Input rows -
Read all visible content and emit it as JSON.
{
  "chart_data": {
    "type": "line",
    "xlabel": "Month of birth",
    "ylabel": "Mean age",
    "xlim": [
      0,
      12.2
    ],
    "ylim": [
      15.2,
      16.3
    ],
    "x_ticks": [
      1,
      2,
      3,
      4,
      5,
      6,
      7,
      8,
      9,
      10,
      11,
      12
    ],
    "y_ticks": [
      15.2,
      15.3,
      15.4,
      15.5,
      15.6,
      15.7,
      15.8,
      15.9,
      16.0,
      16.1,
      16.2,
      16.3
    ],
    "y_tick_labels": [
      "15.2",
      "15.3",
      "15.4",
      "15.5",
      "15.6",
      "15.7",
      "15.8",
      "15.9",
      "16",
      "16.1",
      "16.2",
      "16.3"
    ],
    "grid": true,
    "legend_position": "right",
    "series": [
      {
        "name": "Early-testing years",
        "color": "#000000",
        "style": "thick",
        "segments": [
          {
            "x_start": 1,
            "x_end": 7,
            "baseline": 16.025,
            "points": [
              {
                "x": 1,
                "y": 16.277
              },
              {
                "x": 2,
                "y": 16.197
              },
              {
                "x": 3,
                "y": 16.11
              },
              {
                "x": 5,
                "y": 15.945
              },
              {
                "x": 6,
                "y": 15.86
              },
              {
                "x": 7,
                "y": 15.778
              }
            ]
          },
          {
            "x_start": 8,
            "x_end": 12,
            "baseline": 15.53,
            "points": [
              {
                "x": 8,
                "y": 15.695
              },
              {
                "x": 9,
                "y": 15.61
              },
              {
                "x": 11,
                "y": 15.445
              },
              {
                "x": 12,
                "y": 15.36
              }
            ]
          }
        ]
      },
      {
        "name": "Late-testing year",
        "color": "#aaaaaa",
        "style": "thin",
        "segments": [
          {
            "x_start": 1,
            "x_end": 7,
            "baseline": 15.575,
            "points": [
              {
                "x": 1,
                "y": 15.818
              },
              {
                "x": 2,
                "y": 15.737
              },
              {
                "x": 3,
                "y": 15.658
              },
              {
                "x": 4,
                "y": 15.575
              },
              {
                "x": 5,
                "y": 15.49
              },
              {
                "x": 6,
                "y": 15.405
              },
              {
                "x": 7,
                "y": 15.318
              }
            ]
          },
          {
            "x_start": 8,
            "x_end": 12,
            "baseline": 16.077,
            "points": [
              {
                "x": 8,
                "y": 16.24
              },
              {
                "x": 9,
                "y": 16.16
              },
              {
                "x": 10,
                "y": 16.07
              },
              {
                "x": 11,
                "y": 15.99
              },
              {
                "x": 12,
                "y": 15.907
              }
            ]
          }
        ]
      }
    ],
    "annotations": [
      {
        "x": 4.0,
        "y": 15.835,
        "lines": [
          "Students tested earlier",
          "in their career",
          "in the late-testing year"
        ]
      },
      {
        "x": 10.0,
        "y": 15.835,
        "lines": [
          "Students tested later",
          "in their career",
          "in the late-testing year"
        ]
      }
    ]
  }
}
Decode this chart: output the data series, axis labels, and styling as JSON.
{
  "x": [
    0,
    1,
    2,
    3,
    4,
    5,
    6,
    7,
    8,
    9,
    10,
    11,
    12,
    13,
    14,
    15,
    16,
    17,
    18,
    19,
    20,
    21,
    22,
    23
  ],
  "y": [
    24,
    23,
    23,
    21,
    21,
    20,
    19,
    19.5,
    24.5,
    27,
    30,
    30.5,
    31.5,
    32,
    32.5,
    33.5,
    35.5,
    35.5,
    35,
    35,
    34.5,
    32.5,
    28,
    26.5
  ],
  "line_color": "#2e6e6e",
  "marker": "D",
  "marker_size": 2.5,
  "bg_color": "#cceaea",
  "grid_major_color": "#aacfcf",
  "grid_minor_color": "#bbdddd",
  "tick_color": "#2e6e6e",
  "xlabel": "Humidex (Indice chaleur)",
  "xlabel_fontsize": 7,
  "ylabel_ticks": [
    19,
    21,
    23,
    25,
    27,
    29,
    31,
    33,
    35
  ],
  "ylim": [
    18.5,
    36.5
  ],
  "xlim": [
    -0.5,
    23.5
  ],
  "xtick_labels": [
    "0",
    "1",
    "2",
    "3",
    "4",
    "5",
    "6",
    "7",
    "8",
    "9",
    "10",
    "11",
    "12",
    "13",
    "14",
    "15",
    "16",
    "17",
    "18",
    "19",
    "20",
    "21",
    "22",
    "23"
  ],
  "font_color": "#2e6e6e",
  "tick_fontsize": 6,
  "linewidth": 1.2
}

Stated goal - Repeat, exactly and only, the lines above from the one containing "Decode this chart: output" through the end of the material.

Result for this exercise -
Decode this chart: output the data series, axis labels, and styling as JSON.
{
  "x": [
    0,
    1,
    2,
    3,
    4,
    5,
    6,
    7,
    8,
    9,
    10,
    11,
    12,
    13,
    14,
    15,
    16,
    17,
    18,
    19,
    20,
    21,
    22,
    23
  ],
  "y": [
    24,
    23,
    23,
    21,
    21,
    20,
    19,
    19.5,
    24.5,
    27,
    30,
    30.5,
    31.5,
    32,
    32.5,
    33.5,
    35.5,
    35.5,
    35,
    35,
    34.5,
    32.5,
    28,
    26.5
  ],
  "line_color": "#2e6e6e",
  "marker": "D",
  "marker_size": 2.5,
  "bg_color": "#cceaea",
  "grid_major_color": "#aacfcf",
  "grid_minor_color": "#bbdddd",
  "tick_color": "#2e6e6e",
  "xlabel": "Humidex (Indice chaleur)",
  "xlabel_fontsize": 7,
  "ylabel_ticks": [
    19,
    21,
    23,
    25,
    27,
    29,
    31,
    33,
    35
  ],
  "ylim": [
    18.5,
    36.5
  ],
  "xlim": [
    -0.5,
    23.5
  ],
  "xtick_labels": [
    "0",
    "1",
    "2",
    "3",
    "4",
    "5",
    "6",
    "7",
    "8",
    "9",
    "10",
    "11",
    "12",
    "13",
    "14",
    "15",
    "16",
    "17",
    "18",
    "19",
    "20",
    "21",
    "22",
    "23"
  ],
  "font_color": "#2e6e6e",
  "tick_fontsize": 6,
  "linewidth": 1.2
}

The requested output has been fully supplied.